INPUT DATA ▸

▬▬▬▬▬▬▬▬▬▬

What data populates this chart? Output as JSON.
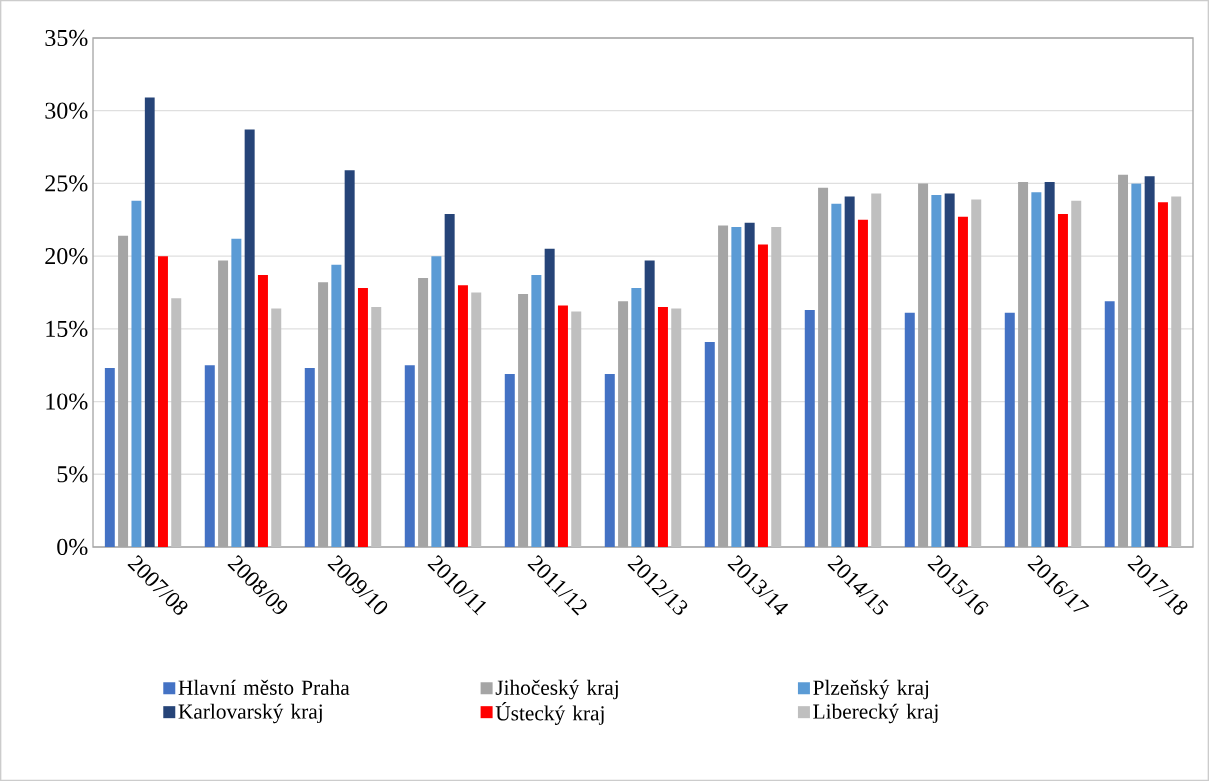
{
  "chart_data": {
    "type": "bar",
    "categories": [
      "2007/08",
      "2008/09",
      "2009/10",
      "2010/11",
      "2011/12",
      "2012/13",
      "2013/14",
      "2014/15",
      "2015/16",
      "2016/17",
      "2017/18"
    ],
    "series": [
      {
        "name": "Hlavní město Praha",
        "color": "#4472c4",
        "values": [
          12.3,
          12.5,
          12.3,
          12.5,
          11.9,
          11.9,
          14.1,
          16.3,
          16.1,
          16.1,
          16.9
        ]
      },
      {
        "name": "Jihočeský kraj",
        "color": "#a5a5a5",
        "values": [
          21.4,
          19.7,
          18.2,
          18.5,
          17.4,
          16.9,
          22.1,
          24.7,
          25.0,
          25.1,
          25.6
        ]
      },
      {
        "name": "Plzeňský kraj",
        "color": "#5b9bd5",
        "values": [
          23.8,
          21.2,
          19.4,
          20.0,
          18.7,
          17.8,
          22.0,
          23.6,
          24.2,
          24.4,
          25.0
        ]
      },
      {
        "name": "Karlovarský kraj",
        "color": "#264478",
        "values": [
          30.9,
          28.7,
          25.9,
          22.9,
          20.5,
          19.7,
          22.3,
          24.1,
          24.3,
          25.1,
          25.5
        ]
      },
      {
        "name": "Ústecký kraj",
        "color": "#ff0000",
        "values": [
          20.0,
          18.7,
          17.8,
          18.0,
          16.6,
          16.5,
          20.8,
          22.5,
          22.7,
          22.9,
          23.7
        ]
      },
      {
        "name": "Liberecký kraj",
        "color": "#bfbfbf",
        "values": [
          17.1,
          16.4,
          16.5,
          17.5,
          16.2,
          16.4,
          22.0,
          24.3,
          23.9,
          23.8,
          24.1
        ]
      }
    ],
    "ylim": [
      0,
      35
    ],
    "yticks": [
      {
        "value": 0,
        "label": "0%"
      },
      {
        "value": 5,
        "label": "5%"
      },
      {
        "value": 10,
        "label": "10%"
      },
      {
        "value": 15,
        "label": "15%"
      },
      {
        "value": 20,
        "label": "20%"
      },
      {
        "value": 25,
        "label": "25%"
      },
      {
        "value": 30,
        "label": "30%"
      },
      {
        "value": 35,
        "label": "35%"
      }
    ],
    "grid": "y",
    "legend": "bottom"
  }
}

▬▬▬▬▬▬▬▬▬▬

TASK REQUIREMENTS ▸
Extract every line above containing the word "color".

WRITTEN SOLUTION ▸
        "color": "#4472c4",
        "color": "#a5a5a5",
        "color": "#5b9bd5",
        "color": "#264478",
        "color": "#ff0000",
        "color": "#bfbfbf",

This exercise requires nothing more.